-- Task brief --
Every picture should be left out, but the lines below must be repeated exactly.

-- The records --
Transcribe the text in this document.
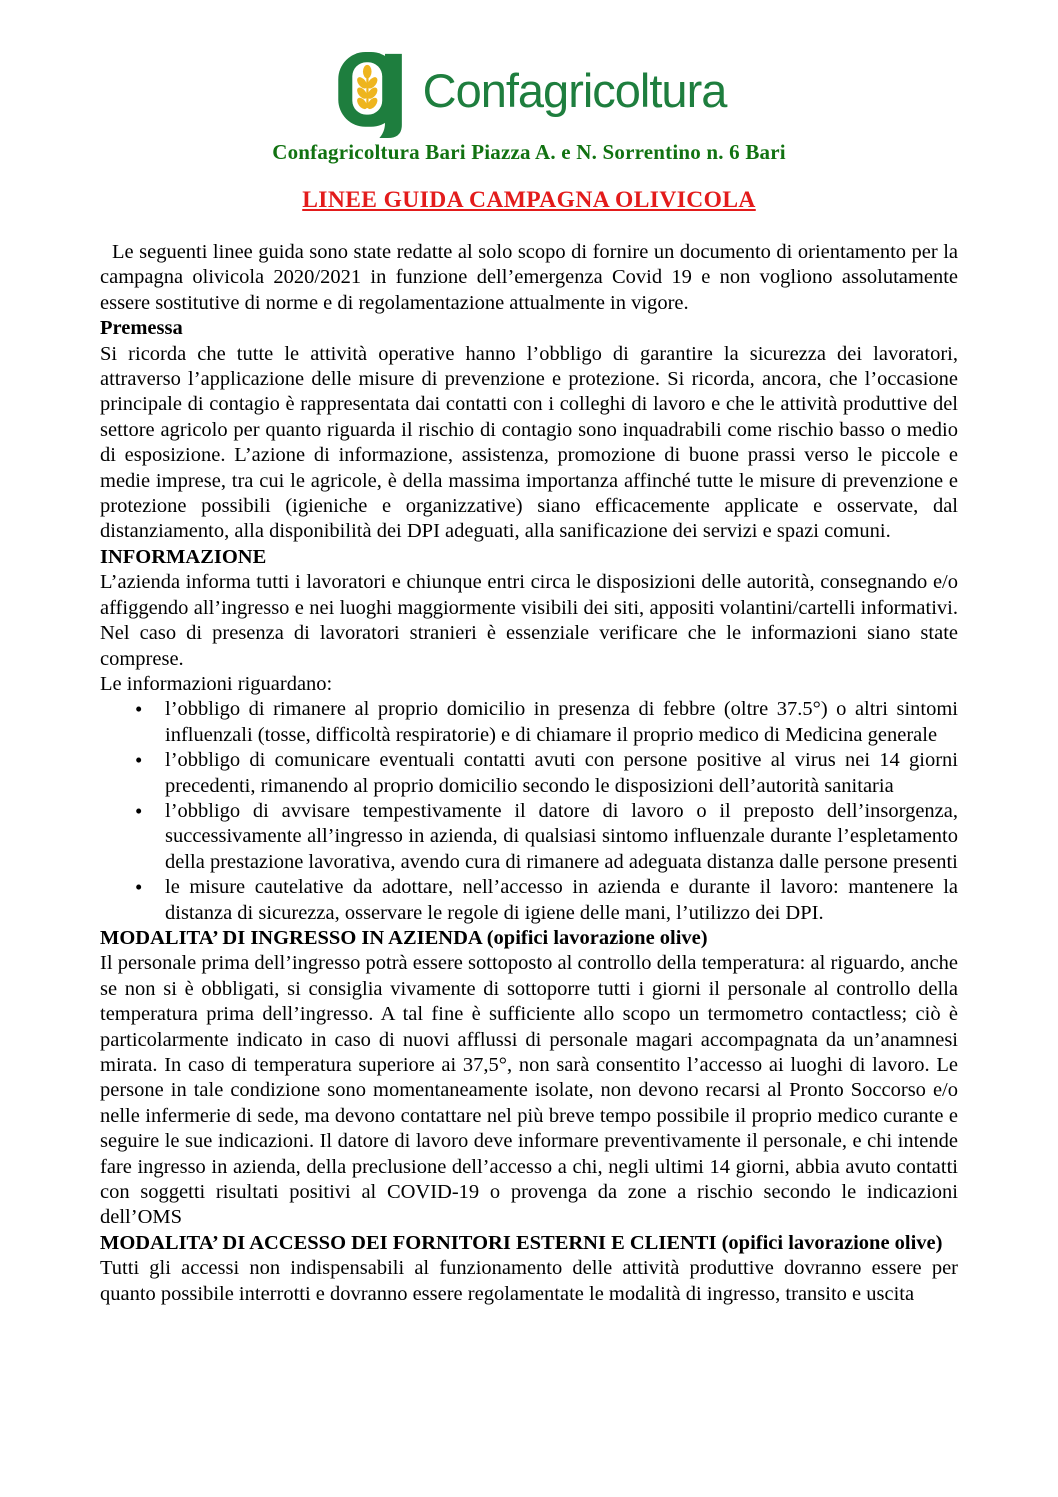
Confagricoltura
Confagricoltura Bari Piazza A. e N. Sorrentino n. 6 Bari
LINEE GUIDA CAMPAGNA OLIVICOLA

Le seguenti linee guida sono state redatte al solo scopo di fornire un documento di orientamento per la campagna olivicola 2020/2021 in funzione dell’emergenza Covid 19 e non vogliono assolutamente essere sostitutive di norme e di regolamentazione attualmente in vigore.

Premessa

Si ricorda che tutte le attività operative hanno l’obbligo di garantire la sicurezza dei lavoratori, attraverso l’applicazione delle misure di prevenzione e protezione. Si ricorda, ancora, che l’occasione principale di contagio è rappresentata dai contatti con i colleghi di lavoro e che le attività produttive del settore agricolo per quanto riguarda il rischio di contagio sono inquadrabili come rischio basso o medio di esposizione. L’azione di informazione, assistenza, promozione di buone prassi verso le piccole e medie imprese, tra cui le agricole, è della massima importanza affinché tutte le misure di prevenzione e protezione possibili (igieniche e organizzative) siano efficacemente applicate e osservate, dal distanziamento, alla disponibilità dei DPI adeguati, alla sanificazione dei servizi e spazi comuni.

INFORMAZIONE

L’azienda informa tutti i lavoratori e chiunque entri circa le disposizioni delle autorità, consegnando e/o affiggendo all’ingresso e nei luoghi maggiormente visibili dei siti, appositi volantini/cartelli informativi. Nel caso di presenza di lavoratori stranieri è essenziale verificare che le informazioni siano state comprese.

Le informazioni riguardano:

• l’obbligo di rimanere al proprio domicilio in presenza di febbre (oltre 37.5°) o altri sintomi influenzali (tosse, difficoltà respiratorie) e di chiamare il proprio medico di Medicina generale
• l’obbligo di comunicare eventuali contatti avuti con persone positive al virus nei 14 giorni precedenti, rimanendo al proprio domicilio secondo le disposizioni dell’autorità sanitaria
• l’obbligo di avvisare tempestivamente il datore di lavoro o il preposto dell’insorgenza, successivamente all’ingresso in azienda, di qualsiasi sintomo influenzale durante l’espletamento della prestazione lavorativa, avendo cura di rimanere ad adeguata distanza dalle persone presenti
• le misure cautelative da adottare, nell’accesso in azienda e durante il lavoro: mantenere la distanza di sicurezza, osservare le regole di igiene delle mani, l’utilizzo dei DPI.
MODALITA’ DI INGRESSO IN AZIENDA (opifici lavorazione olive)

Il personale prima dell’ingresso potrà essere sottoposto al controllo della temperatura: al riguardo, anche se non si è obbligati, si consiglia vivamente di sottoporre tutti i giorni il personale al controllo della temperatura prima dell’ingresso. A tal fine è sufficiente allo scopo un termometro contactless; ciò è particolarmente indicato in caso di nuovi afflussi di personale magari accompagnata da un’anamnesi mirata. In caso di temperatura superiore ai 37,5°, non sarà consentito l’accesso ai luoghi di lavoro. Le persone in tale condizione sono momentaneamente isolate, non devono recarsi al Pronto Soccorso e/o nelle infermerie di sede, ma devono contattare nel più breve tempo possibile il proprio medico curante e seguire le sue indicazioni. Il datore di lavoro deve informare preventivamente il personale, e chi intende fare ingresso in azienda, della preclusione dell’accesso a chi, negli ultimi 14 giorni, abbia avuto contatti con soggetti risultati positivi al COVID-19 o provenga da zone a rischio secondo le indicazioni dell’OMS

MODALITA’ DI ACCESSO DEI FORNITORI ESTERNI E CLIENTI (opifici lavorazione olive)

Tutti gli accessi non indispensabili al funzionamento delle attività produttive dovranno essere per quanto possibile interrotti e dovranno essere regolamentate le modalità di ingresso, transito e uscita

-- Task response --
Transcribe the text in this document.
Confagricoltura
Confagricoltura Bari Piazza A. e N. Sorrentino n. 6 Bari
LINEE GUIDA CAMPAGNA OLIVICOLA

Le seguenti linee guida sono state redatte al solo scopo di fornire un documento di orientamento per la campagna olivicola 2020/2021 in funzione dell’emergenza Covid 19 e non vogliono assolutamente essere sostitutive di norme e di regolamentazione attualmente in vigore.

Premessa

Si ricorda che tutte le attività operative hanno l’obbligo di garantire la sicurezza dei lavoratori, attraverso l’applicazione delle misure di prevenzione e protezione. Si ricorda, ancora, che l’occasione principale di contagio è rappresentata dai contatti con i colleghi di lavoro e che le attività produttive del settore agricolo per quanto riguarda il rischio di contagio sono inquadrabili come rischio basso o medio di esposizione. L’azione di informazione, assistenza, promozione di buone prassi verso le piccole e medie imprese, tra cui le agricole, è della massima importanza affinché tutte le misure di prevenzione e protezione possibili (igieniche e organizzative) siano efficacemente applicate e osservate, dal distanziamento, alla disponibilità dei DPI adeguati, alla sanificazione dei servizi e spazi comuni.

INFORMAZIONE

L’azienda informa tutti i lavoratori e chiunque entri circa le disposizioni delle autorità, consegnando e/o affiggendo all’ingresso e nei luoghi maggiormente visibili dei siti, appositi volantini/cartelli informativi. Nel caso di presenza di lavoratori stranieri è essenziale verificare che le informazioni siano state comprese.

Le informazioni riguardano:

• l’obbligo di rimanere al proprio domicilio in presenza di febbre (oltre 37.5°) o altri sintomi influenzali (tosse, difficoltà respiratorie) e di chiamare il proprio medico di Medicina generale
• l’obbligo di comunicare eventuali contatti avuti con persone positive al virus nei 14 giorni precedenti, rimanendo al proprio domicilio secondo le disposizioni dell’autorità sanitaria
• l’obbligo di avvisare tempestivamente il datore di lavoro o il preposto dell’insorgenza, successivamente all’ingresso in azienda, di qualsiasi sintomo influenzale durante l’espletamento della prestazione lavorativa, avendo cura di rimanere ad adeguata distanza dalle persone presenti
• le misure cautelative da adottare, nell’accesso in azienda e durante il lavoro: mantenere la distanza di sicurezza, osservare le regole di igiene delle mani, l’utilizzo dei DPI.
MODALITA’ DI INGRESSO IN AZIENDA (opifici lavorazione olive)

Il personale prima dell’ingresso potrà essere sottoposto al controllo della temperatura: al riguardo, anche se non si è obbligati, si consiglia vivamente di sottoporre tutti i giorni il personale al controllo della temperatura prima dell’ingresso. A tal fine è sufficiente allo scopo un termometro contactless; ciò è particolarmente indicato in caso di nuovi afflussi di personale magari accompagnata da un’anamnesi mirata. In caso di temperatura superiore ai 37,5°, non sarà consentito l’accesso ai luoghi di lavoro. Le persone in tale condizione sono momentaneamente isolate, non devono recarsi al Pronto Soccorso e/o nelle infermerie di sede, ma devono contattare nel più breve tempo possibile il proprio medico curante e seguire le sue indicazioni. Il datore di lavoro deve informare preventivamente il personale, e chi intende fare ingresso in azienda, della preclusione dell’accesso a chi, negli ultimi 14 giorni, abbia avuto contatti con soggetti risultati positivi al COVID-19 o provenga da zone a rischio secondo le indicazioni dell’OMS

MODALITA’ DI ACCESSO DEI FORNITORI ESTERNI E CLIENTI (opifici lavorazione olive)

Tutti gli accessi non indispensabili al funzionamento delle attività produttive dovranno essere per quanto possibile interrotti e dovranno essere regolamentate le modalità di ingresso, transito e uscita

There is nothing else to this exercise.